* [The tasks]:
1 > Using the court's reasoning on costs, decide whether each statement agrees with it: (a) the second set of concessions was sought on or about 18 September 1997; (b) the failure to make the first set of concessions materially prolonged the proceedings; (c) the respondents made out a basis for costs on an indemnity basis. Answer yes or no for each, quoting the words of the text that decide it.
2 > Pick up the court's reasoning on costs after its final sentence and carry it forward.

* [Provided text]:
•••••

The other ground on which the respondents submitted that costs should be awarded on an indemnity basis is that concessions were sought from the applicant were not given and thus the proceedings were prolonged unnecessarily. One set of concessions related to factual issues concerning the steps taken by Burke to investigate the property, which was the subject of the proceedings, before its purchase by Hanave. While the concessions were not made most, if not all, of the issues of fact were readily conceded by Mr Burke during cross-examination. The failure to make the concessions in any formal sense did not prolong the proceedings in any material way. The second set of concessions concerned issues of greater moment. These concessions were sought on or about 18 September 1997. In my opinion, they were not matters in respect of which it would have been apparent to counsel for Hanave that the concessions should be made because they related to propositions that were unarguably correct. Each of them related to matters where, on the evidence, there was a legitimate basis for challenging their correctness. The respondents have not, in my opinion, made out a basis for ordering costs other than on a party/party basis.
This leads to a submission made by counsel for Hanave that in assessing what costs, if any, should be ordered, a relevant consideration is the conduct of Jagar and Tresidder found to have been in contravention of the Trade Practices Act 1974 ("the TPA"). I accept that there is authority that if a wholly successful defendant has done something wrongful in the course of the transaction of which the applicant complains then that might provide a basis for not awarding the wholly successful respondent its costs: see Ritter v Godfrey [1920] 2 KB 47 at 60. However, in the present case the litigation was maintained by Hanave in circumstances where it would or should have known that the conduct that was ultimately found to have contravened the TPA was not conduct that would sound in damages because it was not conduct that influenced its decision to purchase the property. In those circumstances I see no basis for departing from the ordinary rule that costs follow the event. That is, the wholly successful respondents are entitled to their costs from the applicant.

•••••

* [Records shown]:
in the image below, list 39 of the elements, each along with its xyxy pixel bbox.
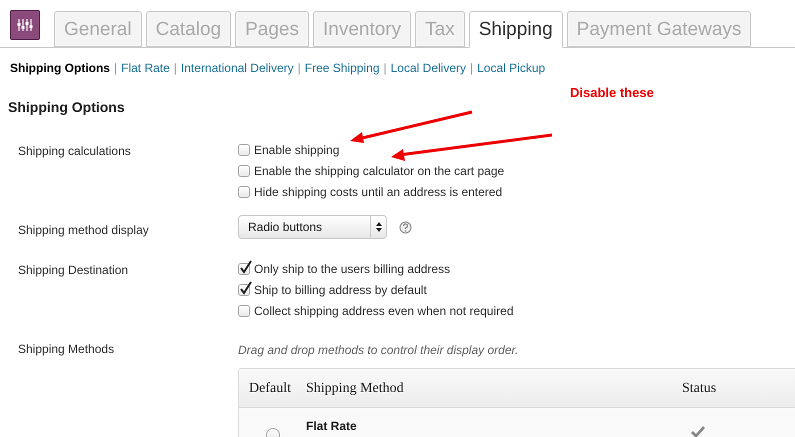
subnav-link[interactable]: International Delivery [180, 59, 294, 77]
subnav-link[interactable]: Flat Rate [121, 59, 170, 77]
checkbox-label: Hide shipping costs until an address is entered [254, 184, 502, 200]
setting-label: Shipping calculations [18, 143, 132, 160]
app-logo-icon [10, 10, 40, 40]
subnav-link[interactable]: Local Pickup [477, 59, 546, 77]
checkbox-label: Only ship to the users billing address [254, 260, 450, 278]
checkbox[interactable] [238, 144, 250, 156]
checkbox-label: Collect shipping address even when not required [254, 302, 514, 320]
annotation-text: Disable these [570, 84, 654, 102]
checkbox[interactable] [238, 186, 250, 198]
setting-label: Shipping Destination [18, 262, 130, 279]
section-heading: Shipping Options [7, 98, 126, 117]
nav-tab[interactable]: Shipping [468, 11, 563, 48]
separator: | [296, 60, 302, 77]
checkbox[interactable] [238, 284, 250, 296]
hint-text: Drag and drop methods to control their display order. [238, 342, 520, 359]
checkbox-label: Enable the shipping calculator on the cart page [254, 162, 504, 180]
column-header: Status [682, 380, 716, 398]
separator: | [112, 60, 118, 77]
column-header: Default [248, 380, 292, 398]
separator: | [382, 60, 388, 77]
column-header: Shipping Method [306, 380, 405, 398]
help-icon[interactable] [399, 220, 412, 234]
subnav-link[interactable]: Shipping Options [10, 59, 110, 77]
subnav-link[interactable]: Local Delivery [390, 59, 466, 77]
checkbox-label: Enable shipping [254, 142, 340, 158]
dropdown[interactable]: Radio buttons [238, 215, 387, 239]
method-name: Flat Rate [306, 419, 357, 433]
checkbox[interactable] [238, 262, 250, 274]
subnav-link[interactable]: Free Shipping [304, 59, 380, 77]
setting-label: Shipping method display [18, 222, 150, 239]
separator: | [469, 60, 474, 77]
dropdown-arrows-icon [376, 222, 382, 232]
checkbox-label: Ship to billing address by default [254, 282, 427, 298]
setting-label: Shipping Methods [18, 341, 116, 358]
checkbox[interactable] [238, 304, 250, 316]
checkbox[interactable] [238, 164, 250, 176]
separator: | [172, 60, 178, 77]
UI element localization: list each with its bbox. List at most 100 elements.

•••••

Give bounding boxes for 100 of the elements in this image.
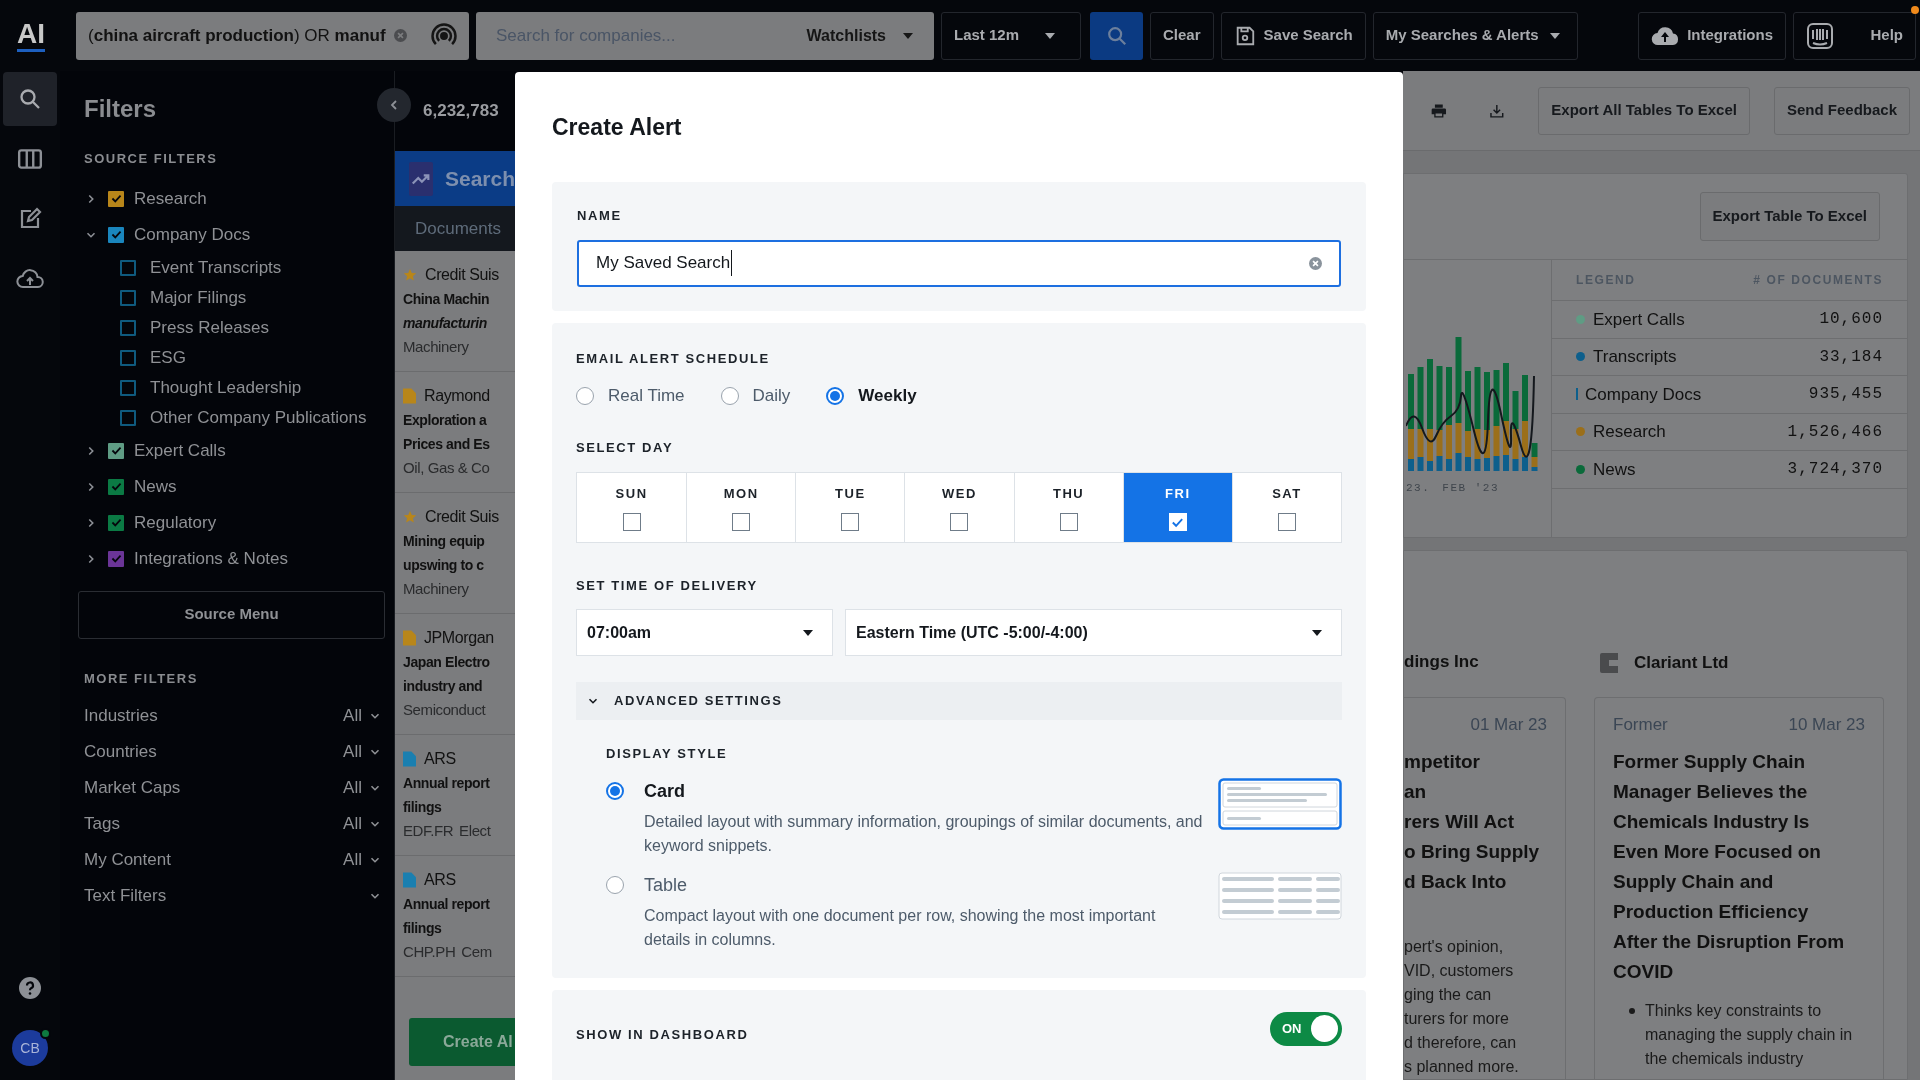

•••••

* [Exercise answers]:
1 >
(a) Yes: "These concessions were sought on or about 18 September 1997."
(b) No: "The failure to make the concessions in any formal sense did not prolong the proceedings in any material way."
(c) No: "The respondents have not, in my opinion, made out a basis for ordering costs other than on a party/party basis."

2 >
Another matter raised by counsel for Hanave justifying a departure from the ordinary rule is that considerable time was taken up in litigating the cross-claim against Burke. I should add that at no point was it suggested that the hearing of the cross-claim should be dealt with in any way other than as part of the hearing of the proceedings generally. Burke was represented by the same counsel as Hanave. This submission of Hanave raises more generally how the cross-claim bears on the costs orders that should be made. It is necessary to determine what costs orders should be made in relation to the cross-claim and to consider the issue of how costs should be dealt with in proceedings where a respondent is entirely successful but is also a cross-claimant against a third party claiming indemnity and/or contribution. Often, as was the case in these proceedings, it is unnecessary to determine the cross-claim if the respondent is entirely successful in resisting the claim of the applicant. The proper approach or approaches to such a situation were discussed comparatively recently by Slicer J in Mifsud v ICT Pty Ltd [1997] TASSC 115; (1997) 7 TasR 148. In that case proceedings had been brought by a plaintiff against the owner and occupier of a property on which the plaintiff had suffered personal injuries. The defendant brought third party proceedings against the plaintiff's employer. The defendant was entirely successful as against the plaintiff and no determination was made concerning the liability of the third party for indemnity or contribution. Notwithstanding that there had been no adjudication in the third party proceedings, Slicer J gave judgment for the third party against the defendant. Another approach would have been to have not entered judgment: see Allman v Daly (No 2) [1959] VR 614 and Devon Downs Administrators Pty Ltd v Theoporopoulos, Victorian Supreme Court, unreported, 7 April 1992 but see Krakowski v Eurolynx Properties Ltd (1995) ATPR 41-419 at 40,720-1. Having given judgment for the third party, Slicer J ordered the defendant to pay the third party's costs of the third party proceedings and that the defendant be entitled to indemnification as against the plaintiff in relation to those costs. These orders were justified, in his Honour's view (at 153) because:
* The causes of action between the three parties were substantially connected and it was reasonable for the defendant to join a third party;
* The plaintiff elected not to sue his employer or to claim against joint defendants, although he could argue that a different duty was owed to the third party;
* If liability attached to the defendant it was likely, subject to the issue of causation, that some contribution by way of indemnity would have been ordered against the third party.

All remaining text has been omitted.